[GIVEN INSTRUCTION]:
Transcribe the whole listing without a single picture.
---- STORED ROWS
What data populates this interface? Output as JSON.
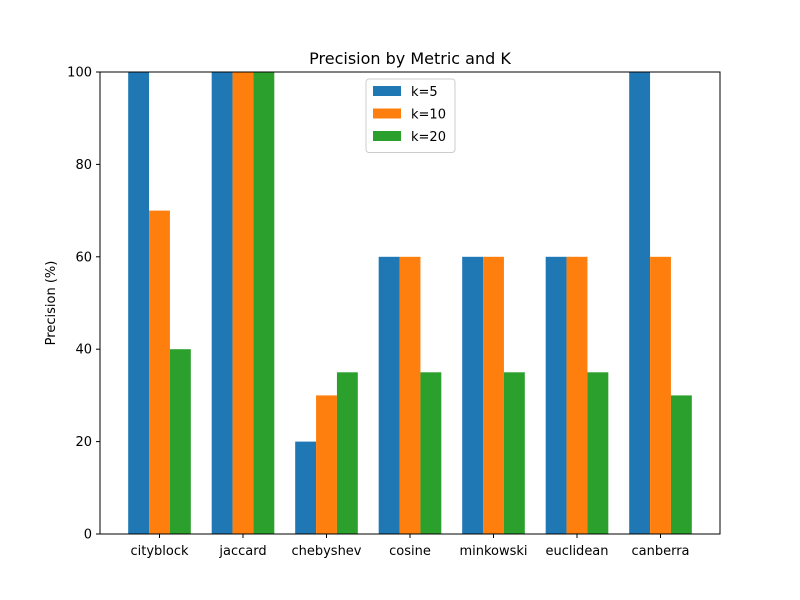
{
  "chart_data": {
    "type": "bar",
    "title": "Precision by Metric and K",
    "xlabel": "",
    "ylabel": "Precision (%)",
    "ylim": [
      0,
      100
    ],
    "yticks": [
      0,
      20,
      40,
      60,
      80,
      100
    ],
    "categories": [
      "cityblock",
      "jaccard",
      "chebyshev",
      "cosine",
      "minkowski",
      "euclidean",
      "canberra"
    ],
    "series": [
      {
        "name": "k=5",
        "color": "#1f77b4",
        "values": [
          100,
          100,
          20,
          60,
          60,
          60,
          100
        ]
      },
      {
        "name": "k=10",
        "color": "#ff7f0e",
        "values": [
          70,
          100,
          30,
          60,
          60,
          60,
          60
        ]
      },
      {
        "name": "k=20",
        "color": "#2ca02c",
        "values": [
          40,
          100,
          35,
          35,
          35,
          35,
          30
        ]
      }
    ],
    "grid": false,
    "legend_position": "top-center"
  }
}
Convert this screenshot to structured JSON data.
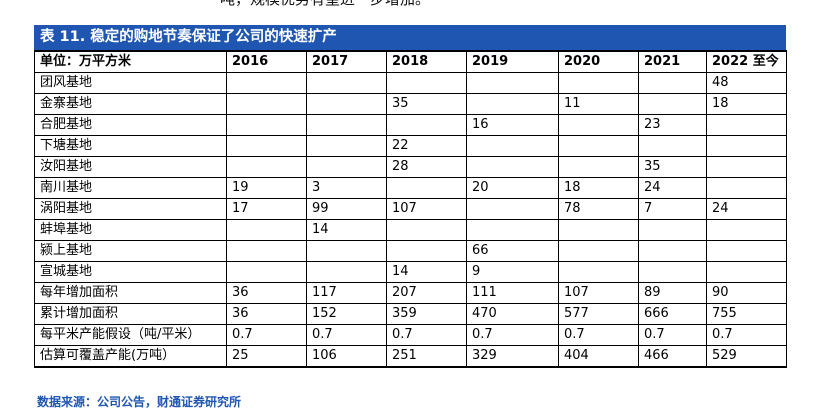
{
  "top_text": "吨，规模优势有望进一步增加。",
  "table": {
    "title": "表 11. 稳定的购地节奏保证了公司的快速扩产",
    "headers": [
      "单位：万平方米",
      "2016",
      "2017",
      "2018",
      "2019",
      "2020",
      "2021",
      "2022 至今"
    ],
    "rows": [
      [
        "团风基地",
        "",
        "",
        "",
        "",
        "",
        "",
        "48"
      ],
      [
        "金寨基地",
        "",
        "",
        "35",
        "",
        "11",
        "",
        "18"
      ],
      [
        "合肥基地",
        "",
        "",
        "",
        "16",
        "",
        "23",
        ""
      ],
      [
        "下塘基地",
        "",
        "",
        "22",
        "",
        "",
        "",
        ""
      ],
      [
        "汝阳基地",
        "",
        "",
        "28",
        "",
        "",
        "35",
        ""
      ],
      [
        "南川基地",
        "19",
        "3",
        "",
        "20",
        "18",
        "24",
        ""
      ],
      [
        "涡阳基地",
        "17",
        "99",
        "107",
        "",
        "78",
        "7",
        "24"
      ],
      [
        "蚌埠基地",
        "",
        "14",
        "",
        "",
        "",
        "",
        ""
      ],
      [
        "颍上基地",
        "",
        "",
        "",
        "66",
        "",
        "",
        ""
      ],
      [
        "宣城基地",
        "",
        "",
        "14",
        "9",
        "",
        "",
        ""
      ],
      [
        "每年增加面积",
        "36",
        "117",
        "207",
        "111",
        "107",
        "89",
        "90"
      ],
      [
        "累计增加面积",
        "36",
        "152",
        "359",
        "470",
        "577",
        "666",
        "755"
      ],
      [
        "每平米产能假设（吨/平米）",
        "0.7",
        "0.7",
        "0.7",
        "0.7",
        "0.7",
        "0.7",
        "0.7"
      ],
      [
        "估算可覆盖产能(万吨）",
        "25",
        "106",
        "251",
        "329",
        "404",
        "466",
        "529"
      ]
    ]
  },
  "source": "数据来源：公司公告，财通证券研究所",
  "colors": {
    "title_bg": "#1f56b1",
    "title_text": "#ffffff",
    "source_text": "#1f56b1"
  }
}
--------
[SOLUTION FOR THIS PROBLEM]:
What data populates this interface? Output as JSON.
{
  "chart_data": {
    "type": "bar",
    "title": "Precision by Metric and K",
    "xlabel": "",
    "ylabel": "Precision (%)",
    "ylim": [
      0,
      100
    ],
    "yticks": [
      0,
      20,
      40,
      60,
      80,
      100
    ],
    "categories": [
      "cityblock",
      "jaccard",
      "chebyshev",
      "cosine",
      "minkowski",
      "euclidean",
      "canberra"
    ],
    "series": [
      {
        "name": "k=5",
        "color": "#1f77b4",
        "values": [
          100,
          100,
          20,
          60,
          60,
          60,
          100
        ]
      },
      {
        "name": "k=10",
        "color": "#ff7f0e",
        "values": [
          70,
          100,
          30,
          60,
          60,
          60,
          60
        ]
      },
      {
        "name": "k=20",
        "color": "#2ca02c",
        "values": [
          40,
          100,
          35,
          35,
          35,
          35,
          30
        ]
      }
    ],
    "grid": false,
    "legend_position": "top-center"
  }
}
Convert this screenshot to structured JSON data.
{
  "top_text": "吨，规模优势有望进一步增加。",
  "table": {
    "title": "表 11. 稳定的购地节奏保证了公司的快速扩产",
    "headers": [
      "单位：万平方米",
      "2016",
      "2017",
      "2018",
      "2019",
      "2020",
      "2021",
      "2022 至今"
    ],
    "rows": [
      [
        "团风基地",
        "",
        "",
        "",
        "",
        "",
        "",
        "48"
      ],
      [
        "金寨基地",
        "",
        "",
        "35",
        "",
        "11",
        "",
        "18"
      ],
      [
        "合肥基地",
        "",
        "",
        "",
        "16",
        "",
        "23",
        ""
      ],
      [
        "下塘基地",
        "",
        "",
        "22",
        "",
        "",
        "",
        ""
      ],
      [
        "汝阳基地",
        "",
        "",
        "28",
        "",
        "",
        "35",
        ""
      ],
      [
        "南川基地",
        "19",
        "3",
        "",
        "20",
        "18",
        "24",
        ""
      ],
      [
        "涡阳基地",
        "17",
        "99",
        "107",
        "",
        "78",
        "7",
        "24"
      ],
      [
        "蚌埠基地",
        "",
        "14",
        "",
        "",
        "",
        "",
        ""
      ],
      [
        "颍上基地",
        "",
        "",
        "",
        "66",
        "",
        "",
        ""
      ],
      [
        "宣城基地",
        "",
        "",
        "14",
        "9",
        "",
        "",
        ""
      ],
      [
        "每年增加面积",
        "36",
        "117",
        "207",
        "111",
        "107",
        "89",
        "90"
      ],
      [
        "累计增加面积",
        "36",
        "152",
        "359",
        "470",
        "577",
        "666",
        "755"
      ],
      [
        "每平米产能假设（吨/平米）",
        "0.7",
        "0.7",
        "0.7",
        "0.7",
        "0.7",
        "0.7",
        "0.7"
      ],
      [
        "估算可覆盖产能(万吨）",
        "25",
        "106",
        "251",
        "329",
        "404",
        "466",
        "529"
      ]
    ]
  },
  "source": "数据来源：公司公告，财通证券研究所",
  "colors": {
    "title_bg": "#1f56b1",
    "title_text": "#ffffff",
    "source_text": "#1f56b1"
  }
}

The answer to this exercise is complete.